## Extracted text

Segment Open

= Susie Ferguson =

Radio presenter/journalist in New Zealand

Susie Ferguson is a Scottish radio presenter and journalist based in New Zealand.

Ferguson was born and raised in Scotland, and at the age of 18 moved to Stratford-upon-Avon for a drama course. She later studied at London University's Royal Central School of Speech and Drama. She started her career in Britain with broadcasters such as Virgin Radio UK, BBC and ITN. She has reported and presented from a range of international locations including Iraq, Afghanistan, Sierra Leone, Lebanon, Mozambique and the Balkans. From 2003 Ferguson was an embedded journalist with the British Forces Broadcasting Service in Kuwait during the Iraq War; in total, she spent six years reporting from war zones. She also reported on the 2005 earthquake in Pakistan and the Boxing Day Tsunami.

Segment Closed

## Provided records
Segment Open

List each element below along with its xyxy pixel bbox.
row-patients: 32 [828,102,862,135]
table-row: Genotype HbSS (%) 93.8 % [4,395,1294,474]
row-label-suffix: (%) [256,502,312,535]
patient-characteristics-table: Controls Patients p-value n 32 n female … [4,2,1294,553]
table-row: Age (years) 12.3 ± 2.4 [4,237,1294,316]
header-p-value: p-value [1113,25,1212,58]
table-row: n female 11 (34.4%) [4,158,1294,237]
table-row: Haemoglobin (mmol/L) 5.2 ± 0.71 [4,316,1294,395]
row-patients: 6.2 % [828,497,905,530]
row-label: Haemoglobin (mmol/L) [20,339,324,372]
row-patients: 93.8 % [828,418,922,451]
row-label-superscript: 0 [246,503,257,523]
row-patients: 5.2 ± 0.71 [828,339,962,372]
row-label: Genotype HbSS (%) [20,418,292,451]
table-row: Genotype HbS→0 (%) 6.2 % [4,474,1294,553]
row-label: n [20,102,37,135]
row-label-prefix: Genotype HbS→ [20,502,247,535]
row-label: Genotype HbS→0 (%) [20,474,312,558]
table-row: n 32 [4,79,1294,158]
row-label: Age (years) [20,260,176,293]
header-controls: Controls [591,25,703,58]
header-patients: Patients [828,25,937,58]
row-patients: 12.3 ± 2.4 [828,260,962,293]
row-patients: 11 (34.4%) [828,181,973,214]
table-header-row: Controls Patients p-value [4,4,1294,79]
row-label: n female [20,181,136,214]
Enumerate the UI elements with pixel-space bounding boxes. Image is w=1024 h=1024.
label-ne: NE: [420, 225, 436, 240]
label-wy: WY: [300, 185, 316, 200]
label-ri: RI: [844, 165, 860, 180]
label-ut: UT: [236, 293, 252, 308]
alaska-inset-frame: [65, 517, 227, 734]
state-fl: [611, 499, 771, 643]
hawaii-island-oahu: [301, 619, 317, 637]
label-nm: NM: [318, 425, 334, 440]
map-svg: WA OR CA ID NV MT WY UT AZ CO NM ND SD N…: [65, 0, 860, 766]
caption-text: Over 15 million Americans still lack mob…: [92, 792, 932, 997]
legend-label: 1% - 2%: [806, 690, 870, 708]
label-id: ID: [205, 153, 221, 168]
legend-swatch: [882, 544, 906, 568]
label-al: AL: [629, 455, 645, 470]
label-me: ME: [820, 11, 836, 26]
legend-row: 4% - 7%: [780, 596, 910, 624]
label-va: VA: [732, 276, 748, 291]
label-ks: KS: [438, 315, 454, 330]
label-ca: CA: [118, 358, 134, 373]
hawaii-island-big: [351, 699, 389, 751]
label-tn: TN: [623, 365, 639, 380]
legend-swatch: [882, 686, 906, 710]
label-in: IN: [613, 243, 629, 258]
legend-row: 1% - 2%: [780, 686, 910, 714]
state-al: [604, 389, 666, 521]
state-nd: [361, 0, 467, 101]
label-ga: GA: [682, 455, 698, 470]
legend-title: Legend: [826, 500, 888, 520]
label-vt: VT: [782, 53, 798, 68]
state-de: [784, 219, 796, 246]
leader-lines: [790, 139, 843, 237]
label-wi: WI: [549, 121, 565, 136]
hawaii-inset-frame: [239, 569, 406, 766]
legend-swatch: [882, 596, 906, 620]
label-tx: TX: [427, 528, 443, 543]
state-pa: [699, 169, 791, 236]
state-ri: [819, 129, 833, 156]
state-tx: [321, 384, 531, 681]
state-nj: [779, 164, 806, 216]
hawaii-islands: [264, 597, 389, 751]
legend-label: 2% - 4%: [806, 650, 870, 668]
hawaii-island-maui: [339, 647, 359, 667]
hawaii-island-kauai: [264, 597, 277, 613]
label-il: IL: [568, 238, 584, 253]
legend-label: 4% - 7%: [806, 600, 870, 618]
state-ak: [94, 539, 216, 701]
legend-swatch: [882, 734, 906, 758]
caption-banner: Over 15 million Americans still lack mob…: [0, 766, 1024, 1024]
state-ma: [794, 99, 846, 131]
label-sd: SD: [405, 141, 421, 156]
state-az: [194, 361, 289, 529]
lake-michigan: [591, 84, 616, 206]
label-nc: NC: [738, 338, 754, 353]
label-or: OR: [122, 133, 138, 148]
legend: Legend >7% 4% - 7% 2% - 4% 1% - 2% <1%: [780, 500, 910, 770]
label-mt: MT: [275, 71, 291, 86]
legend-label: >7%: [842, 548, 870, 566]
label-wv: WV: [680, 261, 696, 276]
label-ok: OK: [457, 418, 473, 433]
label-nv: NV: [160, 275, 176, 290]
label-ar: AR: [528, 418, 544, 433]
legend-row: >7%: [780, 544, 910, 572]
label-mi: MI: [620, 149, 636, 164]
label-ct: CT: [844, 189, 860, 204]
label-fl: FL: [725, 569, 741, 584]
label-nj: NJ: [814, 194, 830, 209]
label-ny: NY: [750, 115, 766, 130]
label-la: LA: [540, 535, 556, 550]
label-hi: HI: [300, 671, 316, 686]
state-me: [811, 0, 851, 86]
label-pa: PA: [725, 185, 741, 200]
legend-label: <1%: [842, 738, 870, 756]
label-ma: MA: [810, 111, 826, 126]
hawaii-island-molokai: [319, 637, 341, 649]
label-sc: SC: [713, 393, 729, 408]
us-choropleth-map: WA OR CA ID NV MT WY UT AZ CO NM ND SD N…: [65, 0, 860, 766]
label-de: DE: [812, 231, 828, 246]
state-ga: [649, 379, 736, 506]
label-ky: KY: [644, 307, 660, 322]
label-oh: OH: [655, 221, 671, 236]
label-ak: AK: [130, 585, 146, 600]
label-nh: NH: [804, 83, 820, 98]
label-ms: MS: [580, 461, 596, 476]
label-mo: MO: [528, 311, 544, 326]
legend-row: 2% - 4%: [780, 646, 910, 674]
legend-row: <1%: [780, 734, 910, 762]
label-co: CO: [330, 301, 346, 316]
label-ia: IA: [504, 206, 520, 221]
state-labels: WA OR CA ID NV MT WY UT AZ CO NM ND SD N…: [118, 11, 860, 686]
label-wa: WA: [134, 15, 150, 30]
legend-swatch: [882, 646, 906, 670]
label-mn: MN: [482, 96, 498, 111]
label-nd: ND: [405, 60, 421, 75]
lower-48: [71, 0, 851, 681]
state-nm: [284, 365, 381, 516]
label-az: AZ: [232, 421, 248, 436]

Segment Closed

## Task to carry out
Name every broadcaster mentioned in the Susie Ferguson profile. The listing is unrelated to the Susie Ferguson profile.

## Completed exercise
Virgin Radio UK, BBC, ITN, British Forces Broadcasting Service